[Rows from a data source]
"""
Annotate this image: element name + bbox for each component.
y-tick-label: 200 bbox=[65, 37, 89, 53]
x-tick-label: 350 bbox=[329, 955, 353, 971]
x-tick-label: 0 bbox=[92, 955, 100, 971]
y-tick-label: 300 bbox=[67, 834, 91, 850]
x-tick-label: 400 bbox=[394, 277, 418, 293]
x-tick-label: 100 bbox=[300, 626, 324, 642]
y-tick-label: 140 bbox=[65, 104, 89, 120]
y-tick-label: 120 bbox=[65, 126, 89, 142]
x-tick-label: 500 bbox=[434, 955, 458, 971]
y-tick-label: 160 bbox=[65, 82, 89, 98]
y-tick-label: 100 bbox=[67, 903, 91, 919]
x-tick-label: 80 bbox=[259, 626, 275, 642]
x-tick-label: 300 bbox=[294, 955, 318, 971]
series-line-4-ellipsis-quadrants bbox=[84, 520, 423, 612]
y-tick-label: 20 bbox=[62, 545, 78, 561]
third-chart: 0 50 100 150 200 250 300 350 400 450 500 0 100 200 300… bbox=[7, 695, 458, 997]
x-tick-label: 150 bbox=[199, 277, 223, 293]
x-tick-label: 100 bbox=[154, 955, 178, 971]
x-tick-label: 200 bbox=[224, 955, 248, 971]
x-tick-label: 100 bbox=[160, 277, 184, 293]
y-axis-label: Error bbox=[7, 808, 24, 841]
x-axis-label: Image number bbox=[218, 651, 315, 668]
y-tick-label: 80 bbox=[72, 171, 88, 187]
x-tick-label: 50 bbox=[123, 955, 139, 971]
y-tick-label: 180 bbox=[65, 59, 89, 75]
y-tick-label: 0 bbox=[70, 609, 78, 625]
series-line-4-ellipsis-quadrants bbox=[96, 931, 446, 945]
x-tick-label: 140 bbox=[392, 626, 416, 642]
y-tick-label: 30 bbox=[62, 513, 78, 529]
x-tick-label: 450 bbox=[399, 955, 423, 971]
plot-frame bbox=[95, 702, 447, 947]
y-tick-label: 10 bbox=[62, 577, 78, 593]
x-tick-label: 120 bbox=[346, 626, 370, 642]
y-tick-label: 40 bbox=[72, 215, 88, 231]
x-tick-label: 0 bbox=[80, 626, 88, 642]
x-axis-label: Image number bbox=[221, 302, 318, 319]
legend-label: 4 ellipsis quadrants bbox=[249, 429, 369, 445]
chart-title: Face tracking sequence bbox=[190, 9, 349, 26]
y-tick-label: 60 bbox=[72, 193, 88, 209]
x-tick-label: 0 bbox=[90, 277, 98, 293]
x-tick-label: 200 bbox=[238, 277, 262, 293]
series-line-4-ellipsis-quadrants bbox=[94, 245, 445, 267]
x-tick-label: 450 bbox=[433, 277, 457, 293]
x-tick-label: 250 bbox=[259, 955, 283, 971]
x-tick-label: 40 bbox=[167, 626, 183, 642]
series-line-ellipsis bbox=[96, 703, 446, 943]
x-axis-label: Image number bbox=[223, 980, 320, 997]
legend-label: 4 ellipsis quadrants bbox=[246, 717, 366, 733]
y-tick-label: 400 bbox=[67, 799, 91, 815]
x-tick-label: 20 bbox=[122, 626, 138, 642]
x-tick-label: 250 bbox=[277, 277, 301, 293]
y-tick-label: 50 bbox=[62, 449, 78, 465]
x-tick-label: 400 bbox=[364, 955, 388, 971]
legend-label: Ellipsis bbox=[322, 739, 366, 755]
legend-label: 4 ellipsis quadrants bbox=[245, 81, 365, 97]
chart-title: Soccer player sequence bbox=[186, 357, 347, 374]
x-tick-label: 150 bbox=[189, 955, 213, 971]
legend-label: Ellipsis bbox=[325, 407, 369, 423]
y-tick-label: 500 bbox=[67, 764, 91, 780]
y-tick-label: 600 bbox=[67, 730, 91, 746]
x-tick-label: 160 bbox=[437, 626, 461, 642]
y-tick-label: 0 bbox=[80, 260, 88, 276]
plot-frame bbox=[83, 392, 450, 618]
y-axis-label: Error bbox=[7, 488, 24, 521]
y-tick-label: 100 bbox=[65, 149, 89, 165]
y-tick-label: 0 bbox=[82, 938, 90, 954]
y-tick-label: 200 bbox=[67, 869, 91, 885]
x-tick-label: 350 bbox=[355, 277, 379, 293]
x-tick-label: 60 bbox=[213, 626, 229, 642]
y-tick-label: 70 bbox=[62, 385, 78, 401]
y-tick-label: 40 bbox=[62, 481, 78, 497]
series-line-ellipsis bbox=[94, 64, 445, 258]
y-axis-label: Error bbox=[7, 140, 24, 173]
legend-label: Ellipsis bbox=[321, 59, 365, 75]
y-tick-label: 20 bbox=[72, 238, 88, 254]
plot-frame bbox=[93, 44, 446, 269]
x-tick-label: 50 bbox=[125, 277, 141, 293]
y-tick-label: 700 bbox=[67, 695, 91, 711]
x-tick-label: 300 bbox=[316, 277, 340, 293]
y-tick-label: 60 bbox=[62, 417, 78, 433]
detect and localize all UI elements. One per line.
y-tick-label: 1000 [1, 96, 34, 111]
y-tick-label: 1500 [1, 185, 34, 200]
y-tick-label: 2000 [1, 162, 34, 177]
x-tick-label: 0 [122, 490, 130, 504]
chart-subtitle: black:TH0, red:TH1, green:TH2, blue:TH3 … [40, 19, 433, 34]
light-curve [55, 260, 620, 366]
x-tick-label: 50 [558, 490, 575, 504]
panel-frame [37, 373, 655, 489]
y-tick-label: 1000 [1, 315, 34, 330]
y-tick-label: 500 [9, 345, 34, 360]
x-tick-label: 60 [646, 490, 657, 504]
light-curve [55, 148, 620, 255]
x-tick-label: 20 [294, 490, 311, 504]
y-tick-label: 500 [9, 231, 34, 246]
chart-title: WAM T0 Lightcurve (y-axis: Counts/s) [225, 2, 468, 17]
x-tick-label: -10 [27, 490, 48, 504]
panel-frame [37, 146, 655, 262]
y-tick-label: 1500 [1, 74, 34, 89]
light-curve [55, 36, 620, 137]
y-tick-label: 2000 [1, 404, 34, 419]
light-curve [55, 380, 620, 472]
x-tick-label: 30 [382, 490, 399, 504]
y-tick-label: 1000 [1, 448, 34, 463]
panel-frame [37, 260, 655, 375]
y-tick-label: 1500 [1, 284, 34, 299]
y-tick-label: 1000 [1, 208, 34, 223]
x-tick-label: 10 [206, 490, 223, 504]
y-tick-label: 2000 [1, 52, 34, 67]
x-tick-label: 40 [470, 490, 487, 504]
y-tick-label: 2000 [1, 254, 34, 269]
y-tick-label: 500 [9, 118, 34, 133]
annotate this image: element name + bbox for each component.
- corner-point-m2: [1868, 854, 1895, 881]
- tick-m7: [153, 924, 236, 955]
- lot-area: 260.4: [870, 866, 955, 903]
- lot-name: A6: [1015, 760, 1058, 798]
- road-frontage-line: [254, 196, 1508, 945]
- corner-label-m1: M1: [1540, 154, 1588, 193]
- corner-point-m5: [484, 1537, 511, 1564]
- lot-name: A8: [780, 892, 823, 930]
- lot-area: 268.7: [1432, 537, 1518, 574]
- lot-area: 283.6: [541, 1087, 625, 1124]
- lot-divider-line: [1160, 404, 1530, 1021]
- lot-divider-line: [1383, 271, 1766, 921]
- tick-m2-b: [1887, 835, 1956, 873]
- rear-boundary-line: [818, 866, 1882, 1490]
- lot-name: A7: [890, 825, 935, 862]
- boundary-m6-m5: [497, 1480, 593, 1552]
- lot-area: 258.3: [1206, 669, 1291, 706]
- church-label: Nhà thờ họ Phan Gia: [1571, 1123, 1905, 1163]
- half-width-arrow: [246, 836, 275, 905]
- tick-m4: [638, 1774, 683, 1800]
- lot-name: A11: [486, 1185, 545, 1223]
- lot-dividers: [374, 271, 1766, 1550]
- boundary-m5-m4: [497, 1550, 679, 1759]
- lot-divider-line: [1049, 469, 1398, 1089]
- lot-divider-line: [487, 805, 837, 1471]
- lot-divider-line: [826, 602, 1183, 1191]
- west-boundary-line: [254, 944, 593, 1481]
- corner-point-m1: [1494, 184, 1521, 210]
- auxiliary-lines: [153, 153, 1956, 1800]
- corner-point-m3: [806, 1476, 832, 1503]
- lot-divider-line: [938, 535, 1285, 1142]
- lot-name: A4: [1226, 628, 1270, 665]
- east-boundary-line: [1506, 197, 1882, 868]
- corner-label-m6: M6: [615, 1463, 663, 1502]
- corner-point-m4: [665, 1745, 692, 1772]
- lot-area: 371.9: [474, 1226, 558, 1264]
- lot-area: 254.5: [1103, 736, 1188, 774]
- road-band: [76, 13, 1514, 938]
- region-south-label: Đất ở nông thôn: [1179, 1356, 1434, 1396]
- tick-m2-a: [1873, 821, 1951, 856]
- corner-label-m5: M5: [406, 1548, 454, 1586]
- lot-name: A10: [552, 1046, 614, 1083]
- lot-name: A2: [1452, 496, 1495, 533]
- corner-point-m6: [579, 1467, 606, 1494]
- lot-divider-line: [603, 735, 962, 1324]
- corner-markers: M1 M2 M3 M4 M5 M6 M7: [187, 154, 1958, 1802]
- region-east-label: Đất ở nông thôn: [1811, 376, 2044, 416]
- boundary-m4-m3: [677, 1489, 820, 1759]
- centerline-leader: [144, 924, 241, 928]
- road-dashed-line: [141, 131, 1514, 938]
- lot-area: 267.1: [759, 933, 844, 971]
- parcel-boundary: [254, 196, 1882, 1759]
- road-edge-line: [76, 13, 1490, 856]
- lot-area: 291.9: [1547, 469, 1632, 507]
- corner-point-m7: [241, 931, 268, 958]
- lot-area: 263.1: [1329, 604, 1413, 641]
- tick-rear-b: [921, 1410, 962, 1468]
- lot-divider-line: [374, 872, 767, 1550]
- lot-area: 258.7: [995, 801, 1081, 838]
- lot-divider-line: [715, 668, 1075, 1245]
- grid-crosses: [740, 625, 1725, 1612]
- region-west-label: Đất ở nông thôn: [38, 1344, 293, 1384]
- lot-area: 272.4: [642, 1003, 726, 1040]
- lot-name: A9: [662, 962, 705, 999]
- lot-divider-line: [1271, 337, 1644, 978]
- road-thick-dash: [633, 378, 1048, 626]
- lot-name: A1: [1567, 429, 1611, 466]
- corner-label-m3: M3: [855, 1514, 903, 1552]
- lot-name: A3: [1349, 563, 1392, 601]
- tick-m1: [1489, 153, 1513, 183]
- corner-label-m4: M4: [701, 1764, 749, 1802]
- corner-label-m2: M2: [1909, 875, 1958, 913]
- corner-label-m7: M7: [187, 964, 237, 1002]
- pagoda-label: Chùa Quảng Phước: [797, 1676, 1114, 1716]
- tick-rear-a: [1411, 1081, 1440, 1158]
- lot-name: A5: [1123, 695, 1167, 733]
"""
## [OBJECTIVE]
Find each row above that contains the string "panel" and copy those rows in full. Matching is case-sensitive.

## [REPLY TO THE TASK]
panel-frame [37, 373, 655, 489]
panel-frame [37, 146, 655, 262]
panel-frame [37, 260, 655, 375]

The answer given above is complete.